EXERCISE:
Type out all the records word for word. Any pictures are to be left out.

TASK INPUT:
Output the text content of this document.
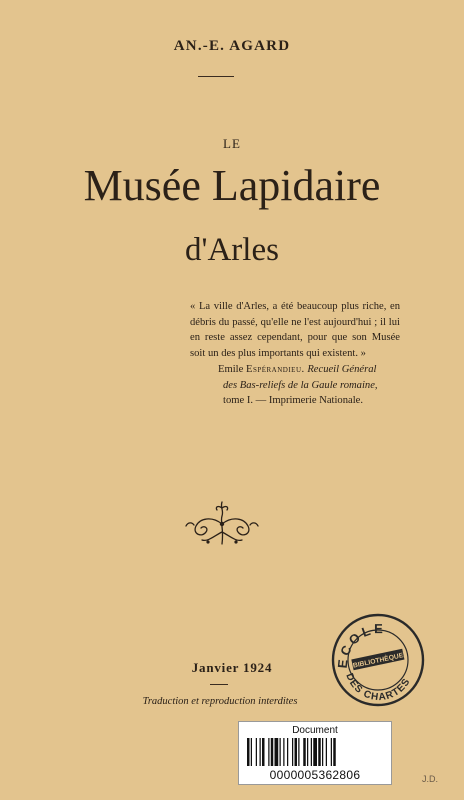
AN.-E. AGARD
LE
Musée Lapidaire
d'Arles
« La ville d'Arles, a été beaucoup plus riche, en débris du passé, qu'elle ne l'est aujourd'hui ; il lui en reste assez cependant, pour que son Musée soit un des plus importants qui existent. »
Emile Espérandieu. Recueil Général
des Bas-reliefs de la Gaule romaine,
tome I. — Imprimerie Nationale.
Janvier 1924
Traduction et reproduction interdites
ECOLE
DES CHARTES
BIBLIOTHÈQUE
Document
0000005362806	J.D.
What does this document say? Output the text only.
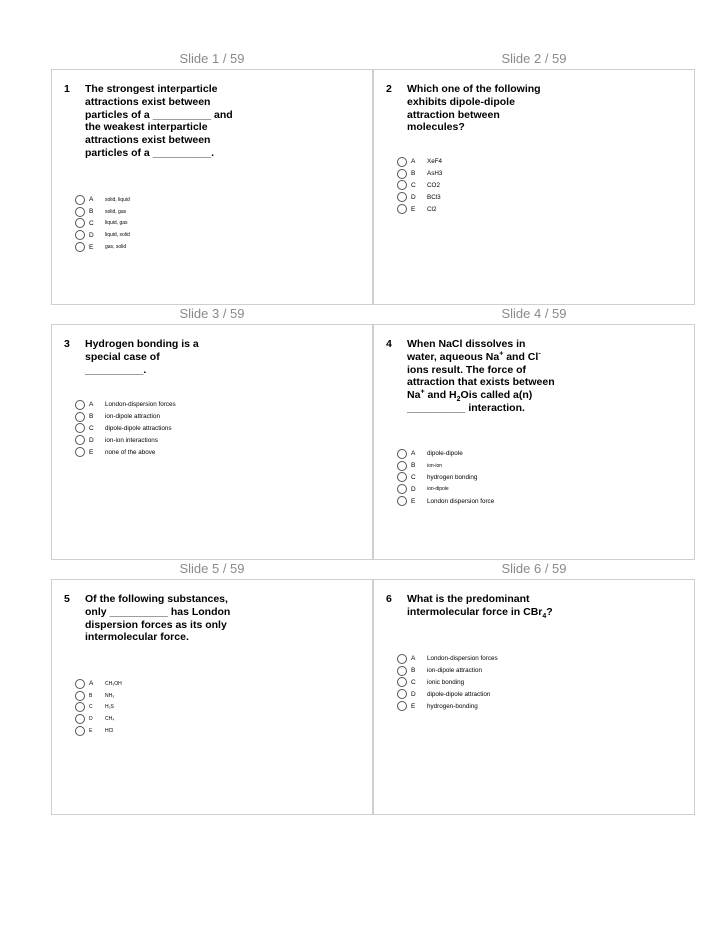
Slide 1 / 59	Slide 2 / 59
Slide 3 / 59	Slide 4 / 59
Slide 5 / 59	Slide 6 / 59
1 The strongest interparticle attractions exist between particles of a __________ and the weakest interparticle attractions exist between particles of a __________.
A	solid, liquid
B	solid, gas
C	liquid, gas
D	liquid, solid
E	gas, solid
2 Which one of the following exhibits dipole-dipole attraction between molecules?
A	XeF4
B	AsH3
C	CO2
D	BCl3
E	Cl2
3 Hydrogen bonding is a special case of __________.
A	London-dispersion forces
B	ion-dipole attraction
C	dipole-dipole attractions
D	ion-ion interactions
E	none of the above
4 When NaCl dissolves in water, aqueous Na+ and Cl- ions result. The force of attraction that exists between Na+ and $H_2Ois$ called a(n) __________ interaction.
A	dipole-dipole
B	ion-ion
C	hydrogen bonding
D	ion-dipole
E	London dispersion force
5 Of the following substances, only __________ has London dispersion forces as its only intermolecular force.
A	CH₃OH
B	NH₃
C	H₂S
D	CH₄
E	HCl
6 What is the predominant intermolecular force in CBr$_4$?
A	London-dispersion forces
B	ion-dipole attraction
C	ionic bonding
D	dipole-dipole attraction
E	hydrogen-bonding
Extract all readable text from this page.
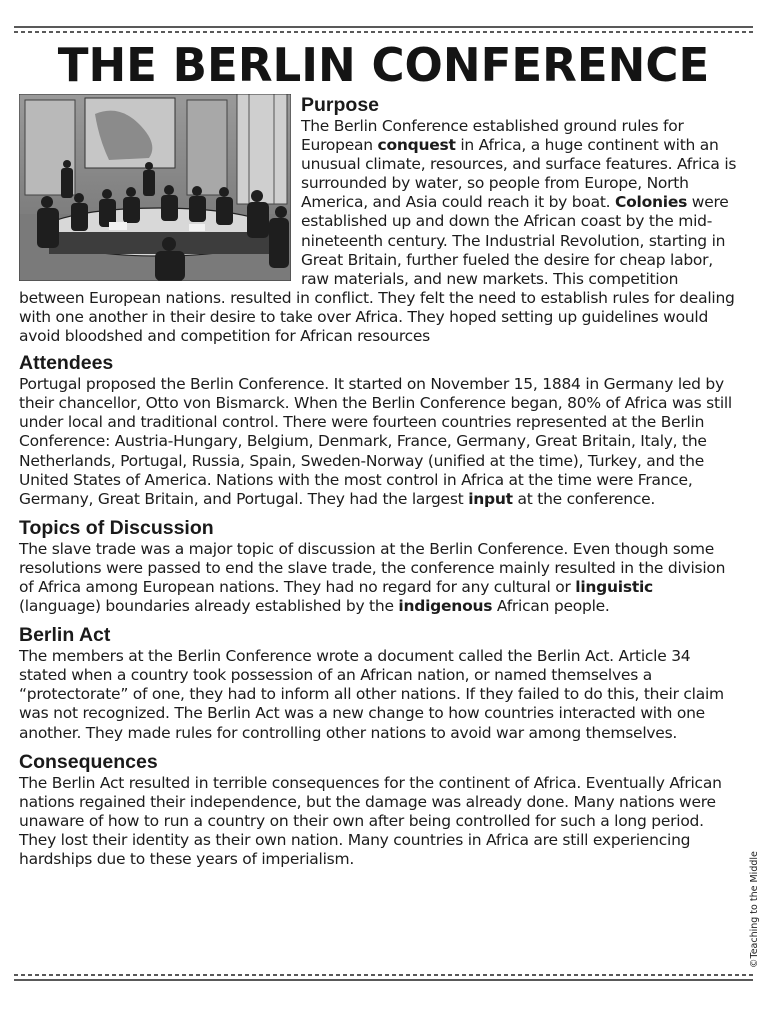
THE BERLIN CONFERENCE
Purpose

The Berlin Conference established ground rules for European conquest in Africa, a huge continent with an unusual climate, resources, and surface features. Africa is surrounded by water, so people from Europe, North America, and Asia could reach it by boat. Colonies were established up and down the African coast by the mid-nineteenth century. The Industrial Revolution, starting in Great Britain, further fueled the desire for cheap labor, raw materials, and new markets. This competition between European nations. resulted in conflict. They felt the need to establish rules for dealing with one another in their desire to take over Africa. They hoped setting up guidelines would avoid bloodshed and competition for African resources

Attendees

Portugal proposed the Berlin Conference. It started on November 15, 1884 in Germany led by their chancellor, Otto von Bismarck. When the Berlin Conference began, 80% of Africa was still under local and traditional control. There were fourteen countries represented at the Berlin Conference: Austria-Hungary, Belgium, Denmark, France, Germany, Great Britain, Italy, the Netherlands, Portugal, Russia, Spain, Sweden-Norway (unified at the time), Turkey, and the United States of America. Nations with the most control in Africa at the time were France, Germany, Great Britain, and Portugal. They had the largest input at the conference.

Topics of Discussion

The slave trade was a major topic of discussion at the Berlin Conference. Even though some resolutions were passed to end the slave trade, the conference mainly resulted in the division of Africa among European nations. They had no regard for any cultural or linguistic (language) boundaries already established by the indigenous African people.

Berlin Act

The members at the Berlin Conference wrote a document called the Berlin Act. Article 34 stated when a country took possession of an African nation, or named themselves a “protectorate” of one, they had to inform all other nations. If they failed to do this, their claim was not recognized. The Berlin Act was a new change to how countries interacted with one another. They made rules for controlling other nations to avoid war among themselves.

Consequences

The Berlin Act resulted in terrible consequences for the continent of Africa. Eventually African nations regained their independence, but the damage was already done. Many nations were unaware of how to run a country on their own after being controlled for such a long period. They lost their identity as their own nation. Many countries in Africa are still experiencing hardships due to these years of imperialism.	©Teaching to the Middle
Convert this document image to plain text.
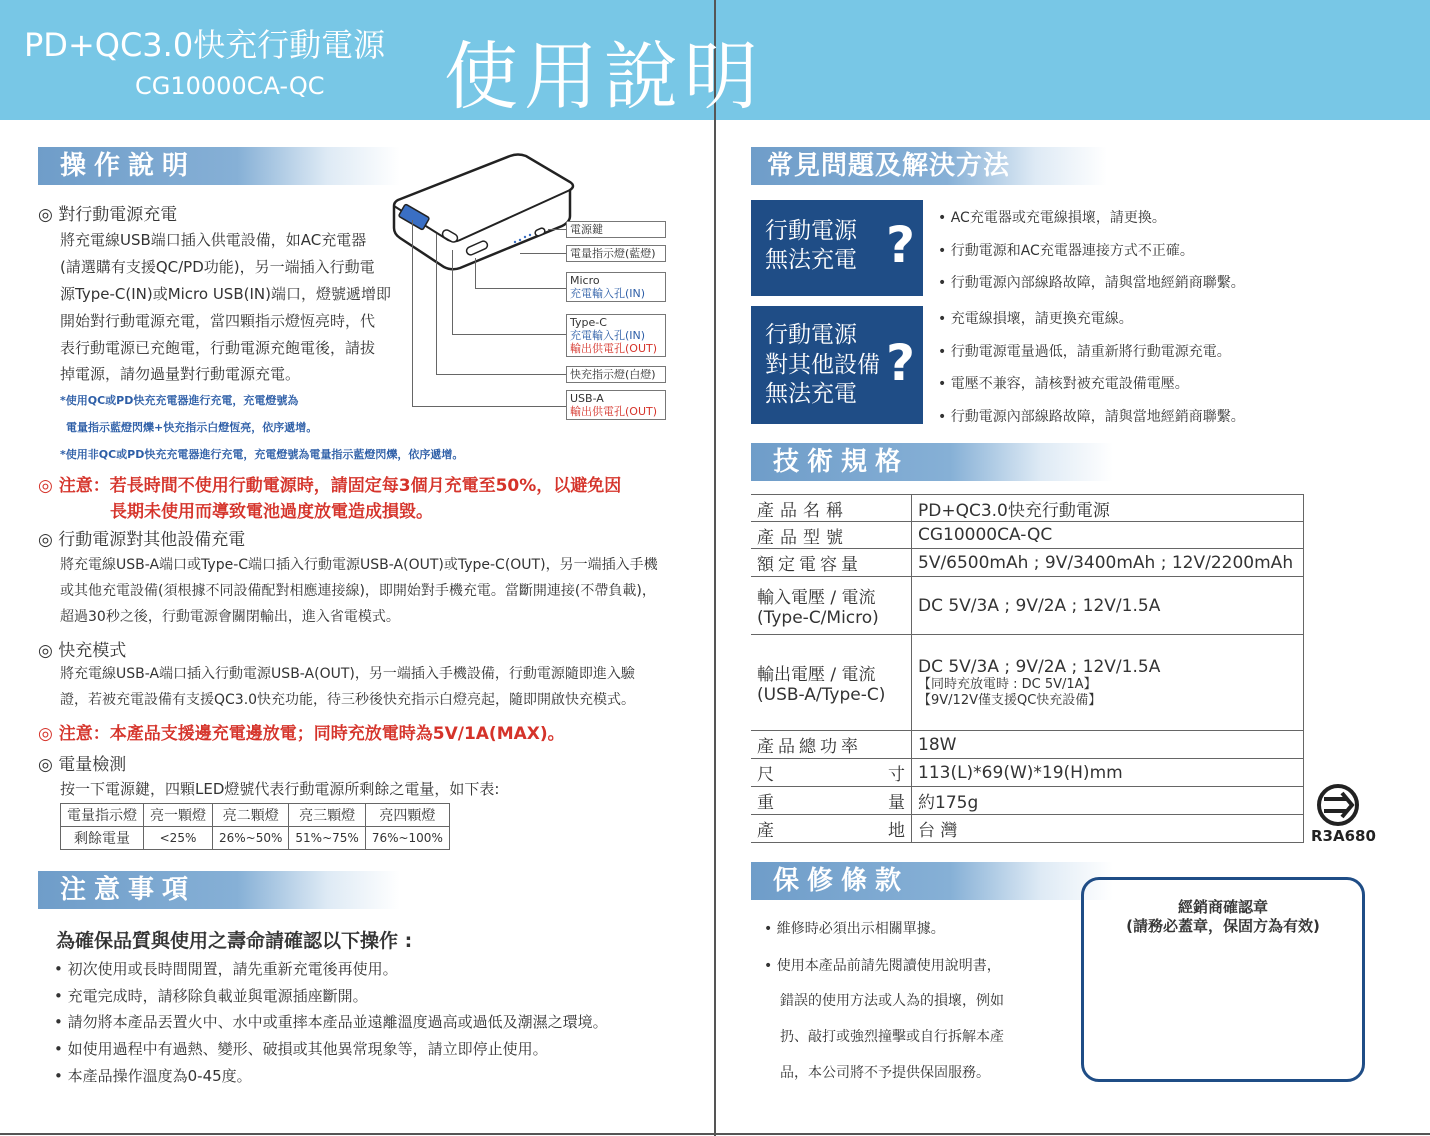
PD+QC3.0快充行動電源
CG10000CA-QC 使用說明
操作說明
◎ 對行動電源充電
將充電線USB端口插入供電設備，如AC充電器
(請選購有支援QC/PD功能)，另一端插入行動電
源Type-C(IN)或Micro USB(IN)端口，燈號遞增即
開始對行動電源充電，當四顆指示燈恆亮時，代
表行動電源已充飽電，行動電源充飽電後，請拔
掉電源，請勿過量對行動電源充電。
*使用QC或PD快充充電器進行充電，充電燈號為
電量指示藍燈閃爍+快充指示白燈恆亮，依序遞增。
*使用非QC或PD快充充電器進行充電，充電燈號為電量指示藍燈閃爍，依序遞增。
電源鍵
電量指示燈(藍燈)
Micro
充電輸入孔(IN)
Type-C
充電輸入孔(IN)
輸出供電孔(OUT)
快充指示燈(白燈)
USB-A
輸出供電孔(OUT)
◎ 注意：若長時間不使用行動電源時，請固定每3個月充電至50%，以避免因
長期未使用而導致電池過度放電造成損毀。
◎ 行動電源對其他設備充電
將充電線USB-A端口或Type-C端口插入行動電源USB-A(OUT)或Type-C(OUT)，另一端插入手機
或其他充電設備(須根據不同設備配對相應連接線)，即開始對手機充電。當斷開連接(不帶負載)，
超過30秒之後，行動電源會關閉輸出，進入省電模式。
◎ 快充模式
將充電線USB-A端口插入行動電源USB-A(OUT)，另一端插入手機設備，行動電源隨即進入驗
證，若被充電設備有支援QC3.0快充功能，待三秒後快充指示白燈亮起，隨即開啟快充模式。
◎ 注意：本產品支援邊充電邊放電；同時充放電時為5V/1A(MAX)。
◎ 電量檢測
按一下電源鍵，四顆LED燈號代表行動電源所剩餘之電量，如下表:
電量指示燈	亮一顆燈	亮二顆燈	亮三顆燈	亮四顆燈
剩餘電量	<25%	26%~50%	51%~75%	76%~100%
注意事項
為確保品質與使用之壽命請確認以下操作 :
• 初次使用或長時間閒置，請先重新充電後再使用。
• 充電完成時，請移除負載並與電源插座斷開。
• 請勿將本產品丟置火中、水中或重摔本產品並遠離溫度過高或過低及潮濕之環境。
• 如使用過程中有過熱、變形、破損或其他異常現象等，請立即停止使用。
• 本產品操作溫度為0-45度。
常見問題及解決方法
行動電源
無法充電 ? • AC充電器或充電線損壞，請更換。
• 行動電源和AC充電器連接方式不正確。
• 行動電源內部線路故障，請與當地經銷商聯繫。
行動電源
對其他設備
無法充電
?
• 充電線損壞，請更換充電線。
• 行動電源電量過低，請重新將行動電源充電。
• 電壓不兼容，請核對被充電設備電壓。
• 行動電源內部線路故障，請與當地經銷商聯繫。
技術規格
產品名稱	PD+QC3.0快充行動電源
產品型號	CG10000CA-QC
額定電容量	5V/6500mAh ; 9V/3400mAh ; 12V/2200mAh
輸入電壓 / 電流
(Type-C/Micro)	DC 5V/3A ; 9V/2A ; 12V/1.5A
輸出電壓 / 電流
(USB-A/Type-C)	DC 5V/3A ; 9V/2A ; 12V/1.5A
【同時充放電時 : DC 5V/1A】
【9V/12V僅支援QC快充設備】

產品總功率	18W

尺 寸	113(L)*69(W)*19(H)mm

重 量	約175g

產 地	台 灣	R3A680
保修條款
• 維修時必須出示相關單據。
• 使用本產品前請先閱讀使用說明書，
錯誤的使用方法或人為的損壞，例如
扔、敲打或強烈撞擊或自行拆解本產
品，本公司將不予提供保固服務。
經銷商確認章
(請務必蓋章，保固方為有效)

THE SOLUTION:
Output the text content of this document.
AN.-E. AGARD
LE
Musée Lapidaire
d'Arles
« La ville d'Arles, a été beaucoup plus riche, en débris du passé, qu'elle ne l'est aujourd'hui ; il lui en reste assez cependant, pour que son Musée soit un des plus importants qui existent. »
Emile Espérandieu. Recueil Général
des Bas-reliefs de la Gaule romaine,
tome I. — Imprimerie Nationale.
Janvier 1924
Traduction et reproduction interdites
ECOLE
DES CHARTES
BIBLIOTHÈQUE
Document
0000005362806	J.D.
What does this document say? Output the text only.
Slide 1 / 59	Slide 2 / 59
Slide 3 / 59	Slide 4 / 59
Slide 5 / 59	Slide 6 / 59
1 The strongest interparticle attractions exist between particles of a __________ and the weakest interparticle attractions exist between particles of a __________.
A	solid, liquid
B	solid, gas
C	liquid, gas
D	liquid, solid
E	gas, solid
2 Which one of the following exhibits dipole-dipole attraction between molecules?
A	XeF4
B	AsH3
C	CO2
D	BCl3
E	Cl2
3 Hydrogen bonding is a special case of __________.
A	London-dispersion forces
B	ion-dipole attraction
C	dipole-dipole attractions
D	ion-ion interactions
E	none of the above
4 When NaCl dissolves in water, aqueous Na+ and Cl- ions result. The force of attraction that exists between Na+ and $H_2Ois$ called a(n) __________ interaction.
A	dipole-dipole
B	ion-ion
C	hydrogen bonding
D	ion-dipole
E	London dispersion force
5 Of the following substances, only __________ has London dispersion forces as its only intermolecular force.
A	CH₃OH
B	NH₃
C	H₂S
D	CH₄
E	HCl
6 What is the predominant intermolecular force in CBr$_4$?
A	London-dispersion forces
B	ion-dipole attraction
C	ionic bonding
D	dipole-dipole attraction
E	hydrogen-bonding
Extract all readable text from this page.
THE BERLIN CONFERENCE
Purpose

The Berlin Conference established ground rules for European conquest in Africa, a huge continent with an unusual climate, resources, and surface features. Africa is surrounded by water, so people from Europe, North America, and Asia could reach it by boat. Colonies were established up and down the African coast by the mid-nineteenth century. The Industrial Revolution, starting in Great Britain, further fueled the desire for cheap labor, raw materials, and new markets. This competition between European nations. resulted in conflict. They felt the need to establish rules for dealing with one another in their desire to take over Africa. They hoped setting up guidelines would avoid bloodshed and competition for African resources

Attendees

Portugal proposed the Berlin Conference. It started on November 15, 1884 in Germany led by their chancellor, Otto von Bismarck. When the Berlin Conference began, 80% of Africa was still under local and traditional control. There were fourteen countries represented at the Berlin Conference: Austria-Hungary, Belgium, Denmark, France, Germany, Great Britain, Italy, the Netherlands, Portugal, Russia, Spain, Sweden-Norway (unified at the time), Turkey, and the United States of America. Nations with the most control in Africa at the time were France, Germany, Great Britain, and Portugal. They had the largest input at the conference.

Topics of Discussion

The slave trade was a major topic of discussion at the Berlin Conference. Even though some resolutions were passed to end the slave trade, the conference mainly resulted in the division of Africa among European nations. They had no regard for any cultural or linguistic (language) boundaries already established by the indigenous African people.

Berlin Act

The members at the Berlin Conference wrote a document called the Berlin Act. Article 34 stated when a country took possession of an African nation, or named themselves a “protectorate” of one, they had to inform all other nations. If they failed to do this, their claim was not recognized. The Berlin Act was a new change to how countries interacted with one another. They made rules for controlling other nations to avoid war among themselves.

Consequences

The Berlin Act resulted in terrible consequences for the continent of Africa. Eventually African nations regained their independence, but the damage was already done. Many nations were unaware of how to run a country on their own after being controlled for such a long period. They lost their identity as their own nation. Many countries in Africa are still experiencing hardships due to these years of imperialism.	©Teaching to the Middle
Convert this document image to plain text.
PD+QC3.0快充行動電源
CG10000CA-QC 使用說明
操作說明
◎ 對行動電源充電
將充電線USB端口插入供電設備，如AC充電器
(請選購有支援QC/PD功能)，另一端插入行動電
源Type-C(IN)或Micro USB(IN)端口，燈號遞增即
開始對行動電源充電，當四顆指示燈恆亮時，代
表行動電源已充飽電，行動電源充飽電後，請拔
掉電源，請勿過量對行動電源充電。
*使用QC或PD快充充電器進行充電，充電燈號為
電量指示藍燈閃爍+快充指示白燈恆亮，依序遞增。
*使用非QC或PD快充充電器進行充電，充電燈號為電量指示藍燈閃爍，依序遞增。
電源鍵
電量指示燈(藍燈)
Micro
充電輸入孔(IN)
Type-C
充電輸入孔(IN)
輸出供電孔(OUT)
快充指示燈(白燈)
USB-A
輸出供電孔(OUT)
◎ 注意：若長時間不使用行動電源時，請固定每3個月充電至50%，以避免因
長期未使用而導致電池過度放電造成損毀。
◎ 行動電源對其他設備充電
將充電線USB-A端口或Type-C端口插入行動電源USB-A(OUT)或Type-C(OUT)，另一端插入手機
或其他充電設備(須根據不同設備配對相應連接線)，即開始對手機充電。當斷開連接(不帶負載)，
超過30秒之後，行動電源會關閉輸出，進入省電模式。
◎ 快充模式
將充電線USB-A端口插入行動電源USB-A(OUT)，另一端插入手機設備，行動電源隨即進入驗
證，若被充電設備有支援QC3.0快充功能，待三秒後快充指示白燈亮起，隨即開啟快充模式。
◎ 注意：本產品支援邊充電邊放電；同時充放電時為5V/1A(MAX)。
◎ 電量檢測
按一下電源鍵，四顆LED燈號代表行動電源所剩餘之電量，如下表:
電量指示燈	亮一顆燈	亮二顆燈	亮三顆燈	亮四顆燈
剩餘電量	<25%	26%~50%	51%~75%	76%~100%
注意事項
為確保品質與使用之壽命請確認以下操作 :
• 初次使用或長時間閒置，請先重新充電後再使用。
• 充電完成時，請移除負載並與電源插座斷開。
• 請勿將本產品丟置火中、水中或重摔本產品並遠離溫度過高或過低及潮濕之環境。
• 如使用過程中有過熱、變形、破損或其他異常現象等，請立即停止使用。
• 本產品操作溫度為0-45度。
常見問題及解決方法
行動電源
無法充電 ? • AC充電器或充電線損壞，請更換。
• 行動電源和AC充電器連接方式不正確。
• 行動電源內部線路故障，請與當地經銷商聯繫。
行動電源
對其他設備
無法充電
?
• 充電線損壞，請更換充電線。
• 行動電源電量過低，請重新將行動電源充電。
• 電壓不兼容，請核對被充電設備電壓。
• 行動電源內部線路故障，請與當地經銷商聯繫。
技術規格
產品名稱	PD+QC3.0快充行動電源
產品型號	CG10000CA-QC
額定電容量	5V/6500mAh ; 9V/3400mAh ; 12V/2200mAh
輸入電壓 / 電流
(Type-C/Micro)	DC 5V/3A ; 9V/2A ; 12V/1.5A
輸出電壓 / 電流
(USB-A/Type-C)	DC 5V/3A ; 9V/2A ; 12V/1.5A
【同時充放電時 : DC 5V/1A】
【9V/12V僅支援QC快充設備】

產品總功率	18W

尺 寸	113(L)*69(W)*19(H)mm

重 量	約175g

產 地	台 灣	R3A680
保修條款
• 維修時必須出示相關單據。
• 使用本產品前請先閱讀使用說明書，
錯誤的使用方法或人為的損壞，例如
扔、敲打或強烈撞擊或自行拆解本產
品，本公司將不予提供保固服務。
經銷商確認章
(請務必蓋章，保固方為有效)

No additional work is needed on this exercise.